Task instructions:
Copy out every line of the records where the string "industry" occurs.

### Data shown ###

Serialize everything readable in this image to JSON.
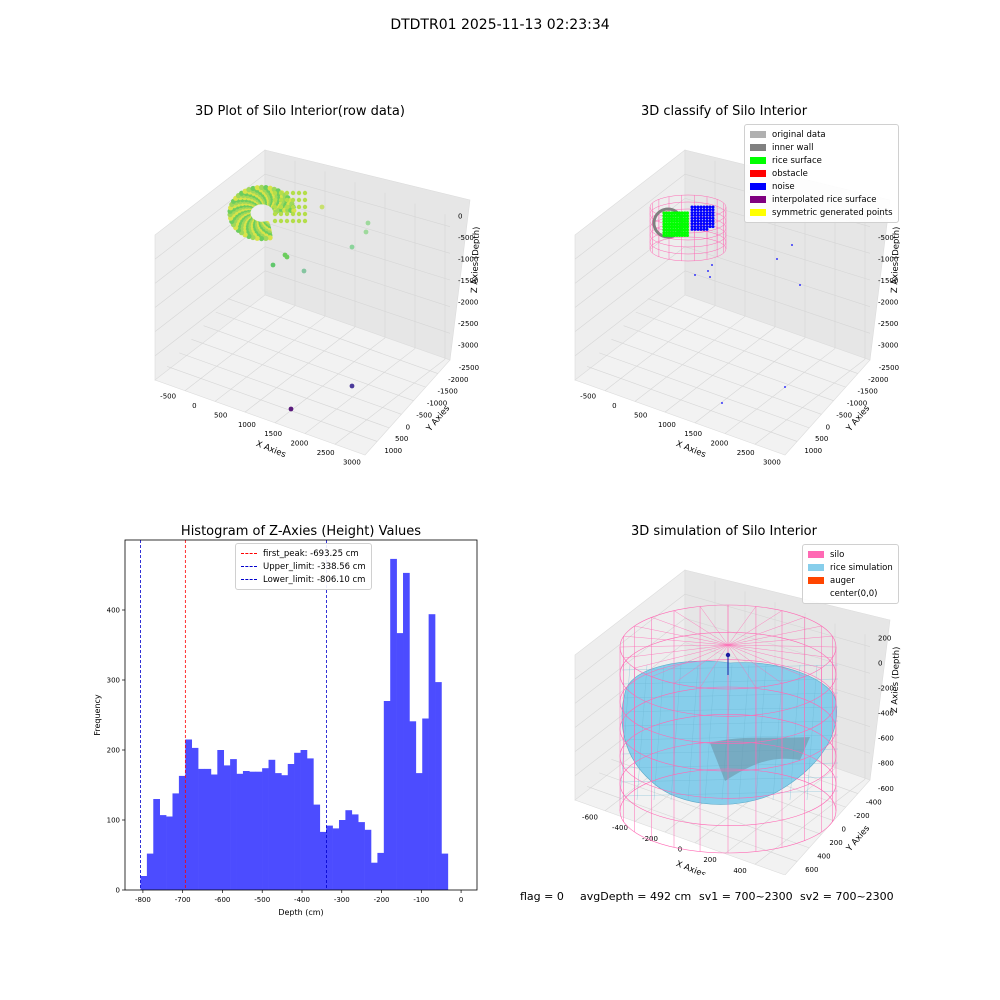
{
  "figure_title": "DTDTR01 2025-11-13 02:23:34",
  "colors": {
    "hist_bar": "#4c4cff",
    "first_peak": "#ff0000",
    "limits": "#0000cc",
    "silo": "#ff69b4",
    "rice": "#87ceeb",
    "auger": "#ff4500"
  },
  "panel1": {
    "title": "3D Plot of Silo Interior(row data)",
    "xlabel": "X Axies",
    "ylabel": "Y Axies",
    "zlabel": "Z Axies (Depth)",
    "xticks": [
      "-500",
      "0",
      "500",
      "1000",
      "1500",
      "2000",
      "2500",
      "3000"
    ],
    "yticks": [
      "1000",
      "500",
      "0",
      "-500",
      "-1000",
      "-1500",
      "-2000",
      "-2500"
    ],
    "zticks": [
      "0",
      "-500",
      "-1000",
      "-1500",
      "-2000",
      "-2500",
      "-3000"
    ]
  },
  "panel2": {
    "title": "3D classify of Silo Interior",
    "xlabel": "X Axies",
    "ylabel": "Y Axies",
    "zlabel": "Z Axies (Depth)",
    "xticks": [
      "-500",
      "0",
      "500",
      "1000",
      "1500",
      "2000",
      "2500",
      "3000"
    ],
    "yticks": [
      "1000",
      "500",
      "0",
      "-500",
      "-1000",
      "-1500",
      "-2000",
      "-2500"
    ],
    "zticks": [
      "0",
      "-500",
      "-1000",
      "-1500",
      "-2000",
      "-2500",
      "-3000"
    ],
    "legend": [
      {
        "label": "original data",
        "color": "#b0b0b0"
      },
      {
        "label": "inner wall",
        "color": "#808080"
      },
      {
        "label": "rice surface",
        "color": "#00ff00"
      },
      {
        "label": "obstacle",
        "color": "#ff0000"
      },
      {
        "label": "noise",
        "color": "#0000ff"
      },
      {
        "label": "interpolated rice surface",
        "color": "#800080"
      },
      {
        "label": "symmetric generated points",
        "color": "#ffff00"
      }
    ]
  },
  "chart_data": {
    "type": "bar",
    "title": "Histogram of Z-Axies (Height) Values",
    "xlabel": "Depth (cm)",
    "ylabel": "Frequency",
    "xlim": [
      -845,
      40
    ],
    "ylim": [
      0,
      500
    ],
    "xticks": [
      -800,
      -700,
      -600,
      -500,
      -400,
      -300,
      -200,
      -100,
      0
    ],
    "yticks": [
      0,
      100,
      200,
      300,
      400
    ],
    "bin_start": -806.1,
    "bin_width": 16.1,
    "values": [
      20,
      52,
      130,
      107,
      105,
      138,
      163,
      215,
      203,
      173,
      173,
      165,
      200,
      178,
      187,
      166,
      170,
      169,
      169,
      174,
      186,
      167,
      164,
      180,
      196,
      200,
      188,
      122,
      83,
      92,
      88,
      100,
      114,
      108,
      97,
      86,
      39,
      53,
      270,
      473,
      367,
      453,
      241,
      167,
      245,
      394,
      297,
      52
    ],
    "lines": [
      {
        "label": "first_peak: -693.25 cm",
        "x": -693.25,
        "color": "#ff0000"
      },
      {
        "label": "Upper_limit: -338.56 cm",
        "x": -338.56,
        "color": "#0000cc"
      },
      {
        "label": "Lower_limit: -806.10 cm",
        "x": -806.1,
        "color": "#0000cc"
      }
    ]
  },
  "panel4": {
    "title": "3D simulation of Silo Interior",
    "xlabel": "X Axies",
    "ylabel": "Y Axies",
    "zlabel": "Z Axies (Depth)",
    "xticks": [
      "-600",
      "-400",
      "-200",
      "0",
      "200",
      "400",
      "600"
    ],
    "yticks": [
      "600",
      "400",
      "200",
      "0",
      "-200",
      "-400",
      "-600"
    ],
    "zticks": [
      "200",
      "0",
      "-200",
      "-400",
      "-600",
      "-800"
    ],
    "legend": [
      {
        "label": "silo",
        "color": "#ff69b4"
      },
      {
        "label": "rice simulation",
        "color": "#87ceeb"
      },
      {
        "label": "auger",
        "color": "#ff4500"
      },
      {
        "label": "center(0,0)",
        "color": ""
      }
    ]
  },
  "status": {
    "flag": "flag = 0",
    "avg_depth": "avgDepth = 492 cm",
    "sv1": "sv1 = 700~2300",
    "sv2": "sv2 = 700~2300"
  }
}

###
### Data shown ###

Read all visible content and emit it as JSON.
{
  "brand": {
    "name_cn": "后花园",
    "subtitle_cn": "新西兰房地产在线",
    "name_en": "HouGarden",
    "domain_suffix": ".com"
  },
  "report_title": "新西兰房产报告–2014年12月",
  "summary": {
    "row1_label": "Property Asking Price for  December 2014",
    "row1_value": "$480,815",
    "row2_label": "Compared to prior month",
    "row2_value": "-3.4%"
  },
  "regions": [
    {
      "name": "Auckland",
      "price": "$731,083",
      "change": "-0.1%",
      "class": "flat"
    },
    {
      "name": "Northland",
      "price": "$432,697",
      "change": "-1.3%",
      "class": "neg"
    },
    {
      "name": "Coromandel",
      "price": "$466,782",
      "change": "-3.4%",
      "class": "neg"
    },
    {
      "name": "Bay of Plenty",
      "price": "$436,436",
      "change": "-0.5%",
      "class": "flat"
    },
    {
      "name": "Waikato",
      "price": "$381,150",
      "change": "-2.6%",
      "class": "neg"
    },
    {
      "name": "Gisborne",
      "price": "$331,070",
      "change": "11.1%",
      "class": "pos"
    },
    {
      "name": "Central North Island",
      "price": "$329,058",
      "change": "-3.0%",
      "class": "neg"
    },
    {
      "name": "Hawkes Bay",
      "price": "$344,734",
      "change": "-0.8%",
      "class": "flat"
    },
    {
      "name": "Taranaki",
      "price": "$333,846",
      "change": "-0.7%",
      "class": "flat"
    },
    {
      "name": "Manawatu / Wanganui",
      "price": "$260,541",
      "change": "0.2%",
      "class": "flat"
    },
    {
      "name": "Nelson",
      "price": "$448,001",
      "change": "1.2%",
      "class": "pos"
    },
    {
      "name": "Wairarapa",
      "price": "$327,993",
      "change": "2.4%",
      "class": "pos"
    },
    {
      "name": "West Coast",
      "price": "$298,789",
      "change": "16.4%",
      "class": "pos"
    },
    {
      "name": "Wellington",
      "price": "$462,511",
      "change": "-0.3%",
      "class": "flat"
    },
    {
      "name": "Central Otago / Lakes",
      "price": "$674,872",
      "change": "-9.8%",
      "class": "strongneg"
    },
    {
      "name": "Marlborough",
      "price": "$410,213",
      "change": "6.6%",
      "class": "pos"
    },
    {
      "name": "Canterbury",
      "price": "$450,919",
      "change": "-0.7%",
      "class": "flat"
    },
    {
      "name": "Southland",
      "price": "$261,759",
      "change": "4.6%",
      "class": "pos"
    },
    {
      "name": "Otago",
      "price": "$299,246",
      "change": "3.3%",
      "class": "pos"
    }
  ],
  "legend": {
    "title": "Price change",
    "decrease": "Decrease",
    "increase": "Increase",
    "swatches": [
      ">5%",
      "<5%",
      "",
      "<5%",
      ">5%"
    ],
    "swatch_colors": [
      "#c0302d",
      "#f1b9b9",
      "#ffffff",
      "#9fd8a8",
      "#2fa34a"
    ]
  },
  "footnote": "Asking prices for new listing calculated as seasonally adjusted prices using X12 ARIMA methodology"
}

###
### Data shown ###

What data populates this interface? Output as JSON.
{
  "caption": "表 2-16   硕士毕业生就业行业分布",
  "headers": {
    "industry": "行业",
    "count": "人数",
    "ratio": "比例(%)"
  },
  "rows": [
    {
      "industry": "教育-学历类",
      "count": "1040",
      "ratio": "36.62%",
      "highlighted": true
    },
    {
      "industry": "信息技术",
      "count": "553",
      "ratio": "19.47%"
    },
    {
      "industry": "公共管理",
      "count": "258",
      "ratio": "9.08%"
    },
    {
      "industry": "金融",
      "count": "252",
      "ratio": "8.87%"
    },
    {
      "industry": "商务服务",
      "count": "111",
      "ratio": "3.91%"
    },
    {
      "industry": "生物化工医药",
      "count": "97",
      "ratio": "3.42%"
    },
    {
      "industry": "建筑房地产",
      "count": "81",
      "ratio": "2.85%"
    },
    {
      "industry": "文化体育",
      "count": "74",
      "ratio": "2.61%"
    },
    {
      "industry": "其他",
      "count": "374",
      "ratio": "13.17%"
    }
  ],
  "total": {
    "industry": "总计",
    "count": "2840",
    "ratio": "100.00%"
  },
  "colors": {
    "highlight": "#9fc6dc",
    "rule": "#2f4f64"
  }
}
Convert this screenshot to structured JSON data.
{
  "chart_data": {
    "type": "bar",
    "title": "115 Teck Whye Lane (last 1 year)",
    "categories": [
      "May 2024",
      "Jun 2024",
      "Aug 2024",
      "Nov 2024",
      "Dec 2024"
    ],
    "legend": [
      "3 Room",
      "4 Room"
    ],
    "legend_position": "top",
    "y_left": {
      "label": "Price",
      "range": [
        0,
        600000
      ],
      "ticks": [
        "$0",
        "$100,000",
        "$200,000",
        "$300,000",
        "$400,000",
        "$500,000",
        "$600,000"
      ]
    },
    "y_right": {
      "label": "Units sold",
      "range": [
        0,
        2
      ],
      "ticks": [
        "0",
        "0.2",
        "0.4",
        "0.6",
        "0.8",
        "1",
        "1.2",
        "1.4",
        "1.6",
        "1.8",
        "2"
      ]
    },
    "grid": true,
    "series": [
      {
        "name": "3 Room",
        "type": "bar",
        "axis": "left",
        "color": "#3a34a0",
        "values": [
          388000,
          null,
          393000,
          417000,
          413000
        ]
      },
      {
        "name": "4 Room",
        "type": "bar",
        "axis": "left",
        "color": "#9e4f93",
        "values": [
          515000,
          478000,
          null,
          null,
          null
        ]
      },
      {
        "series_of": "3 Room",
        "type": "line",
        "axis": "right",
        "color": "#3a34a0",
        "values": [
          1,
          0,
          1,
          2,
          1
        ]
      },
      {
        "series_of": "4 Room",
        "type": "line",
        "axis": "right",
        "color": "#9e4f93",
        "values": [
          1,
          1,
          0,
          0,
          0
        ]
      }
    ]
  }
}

###

Completed exercise:
    "industry": "行业",
      "industry": "教育-学历类",
      "industry": "信息技术",
      "industry": "公共管理",
      "industry": "金融",
      "industry": "商务服务",
      "industry": "生物化工医药",
      "industry": "建筑房地产",
      "industry": "文化体育",
      "industry": "其他",
    "industry": "总计",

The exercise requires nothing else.